# Given exercise
Filter for the word "fake" and keep each matching line.

# Data for the task
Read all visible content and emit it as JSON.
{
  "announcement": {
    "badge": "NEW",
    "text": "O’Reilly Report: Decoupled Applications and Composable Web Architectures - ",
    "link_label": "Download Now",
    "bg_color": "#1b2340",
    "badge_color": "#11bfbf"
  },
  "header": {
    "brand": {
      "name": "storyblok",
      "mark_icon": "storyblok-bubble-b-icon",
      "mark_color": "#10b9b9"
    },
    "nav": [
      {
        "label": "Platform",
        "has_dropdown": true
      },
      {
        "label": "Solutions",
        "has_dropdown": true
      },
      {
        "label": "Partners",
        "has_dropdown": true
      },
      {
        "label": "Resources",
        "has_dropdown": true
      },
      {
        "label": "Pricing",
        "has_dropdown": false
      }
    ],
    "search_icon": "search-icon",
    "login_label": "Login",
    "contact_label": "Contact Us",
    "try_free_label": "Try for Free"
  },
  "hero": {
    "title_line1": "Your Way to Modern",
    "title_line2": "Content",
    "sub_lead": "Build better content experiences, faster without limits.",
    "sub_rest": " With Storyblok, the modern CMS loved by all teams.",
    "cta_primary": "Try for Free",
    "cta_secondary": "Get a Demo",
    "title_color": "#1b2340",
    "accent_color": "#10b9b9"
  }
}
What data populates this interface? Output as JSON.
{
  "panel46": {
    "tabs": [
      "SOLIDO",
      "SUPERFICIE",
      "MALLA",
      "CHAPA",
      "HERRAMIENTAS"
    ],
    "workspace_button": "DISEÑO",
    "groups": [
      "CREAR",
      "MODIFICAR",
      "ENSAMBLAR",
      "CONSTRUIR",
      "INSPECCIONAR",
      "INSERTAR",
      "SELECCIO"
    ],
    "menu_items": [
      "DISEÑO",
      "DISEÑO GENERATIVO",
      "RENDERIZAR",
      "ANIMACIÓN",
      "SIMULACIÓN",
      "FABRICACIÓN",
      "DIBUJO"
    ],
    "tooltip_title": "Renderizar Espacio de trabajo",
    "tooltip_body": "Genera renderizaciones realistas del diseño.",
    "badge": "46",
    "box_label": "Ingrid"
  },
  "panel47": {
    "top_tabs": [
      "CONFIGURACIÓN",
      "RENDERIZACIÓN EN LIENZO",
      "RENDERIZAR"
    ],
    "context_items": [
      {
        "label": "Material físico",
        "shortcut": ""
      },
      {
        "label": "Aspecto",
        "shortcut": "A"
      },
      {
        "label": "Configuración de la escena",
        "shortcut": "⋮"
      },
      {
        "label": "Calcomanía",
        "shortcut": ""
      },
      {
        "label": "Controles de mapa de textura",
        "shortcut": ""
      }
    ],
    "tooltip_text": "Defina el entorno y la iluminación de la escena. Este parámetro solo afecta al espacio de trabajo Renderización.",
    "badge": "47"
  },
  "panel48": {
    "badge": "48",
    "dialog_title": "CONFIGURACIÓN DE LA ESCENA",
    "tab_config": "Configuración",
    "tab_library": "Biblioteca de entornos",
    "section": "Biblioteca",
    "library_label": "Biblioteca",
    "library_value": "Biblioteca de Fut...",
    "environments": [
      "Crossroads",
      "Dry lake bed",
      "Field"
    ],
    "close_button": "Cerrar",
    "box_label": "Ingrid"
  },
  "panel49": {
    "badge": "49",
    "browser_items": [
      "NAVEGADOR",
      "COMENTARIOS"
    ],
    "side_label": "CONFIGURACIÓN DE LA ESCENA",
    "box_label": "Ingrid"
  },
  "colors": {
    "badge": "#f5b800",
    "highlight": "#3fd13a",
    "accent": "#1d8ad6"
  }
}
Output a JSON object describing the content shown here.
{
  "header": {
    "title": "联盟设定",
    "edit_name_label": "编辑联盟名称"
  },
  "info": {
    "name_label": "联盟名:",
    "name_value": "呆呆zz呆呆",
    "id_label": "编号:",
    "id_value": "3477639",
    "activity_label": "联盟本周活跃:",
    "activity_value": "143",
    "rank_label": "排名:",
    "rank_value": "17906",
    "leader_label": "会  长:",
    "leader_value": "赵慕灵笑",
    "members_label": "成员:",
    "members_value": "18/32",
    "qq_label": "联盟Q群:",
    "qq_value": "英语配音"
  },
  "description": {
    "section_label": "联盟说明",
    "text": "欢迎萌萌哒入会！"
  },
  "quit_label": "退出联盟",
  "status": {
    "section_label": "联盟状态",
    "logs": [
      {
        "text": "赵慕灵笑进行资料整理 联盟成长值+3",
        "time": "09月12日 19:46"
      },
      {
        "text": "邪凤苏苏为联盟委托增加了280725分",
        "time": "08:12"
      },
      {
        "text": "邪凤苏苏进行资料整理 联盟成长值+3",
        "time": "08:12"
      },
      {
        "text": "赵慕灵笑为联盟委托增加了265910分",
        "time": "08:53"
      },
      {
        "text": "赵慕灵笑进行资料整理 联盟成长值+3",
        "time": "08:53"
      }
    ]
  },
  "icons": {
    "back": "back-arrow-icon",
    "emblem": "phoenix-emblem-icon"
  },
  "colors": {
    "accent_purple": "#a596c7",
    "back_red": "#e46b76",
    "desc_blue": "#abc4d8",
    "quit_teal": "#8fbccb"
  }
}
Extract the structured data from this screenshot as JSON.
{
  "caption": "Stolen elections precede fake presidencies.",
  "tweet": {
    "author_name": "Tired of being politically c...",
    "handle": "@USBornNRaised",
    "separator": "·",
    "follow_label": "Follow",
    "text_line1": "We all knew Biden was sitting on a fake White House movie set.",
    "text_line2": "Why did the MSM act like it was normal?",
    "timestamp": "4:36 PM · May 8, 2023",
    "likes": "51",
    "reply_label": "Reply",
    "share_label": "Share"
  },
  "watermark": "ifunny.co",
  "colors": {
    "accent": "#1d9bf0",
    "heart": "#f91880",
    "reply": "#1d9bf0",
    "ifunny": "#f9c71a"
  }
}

# Complete response
  "caption": "Stolen elections precede fake presidencies.",
    "text_line1": "We all knew Biden was sitting on a fake White House movie set.",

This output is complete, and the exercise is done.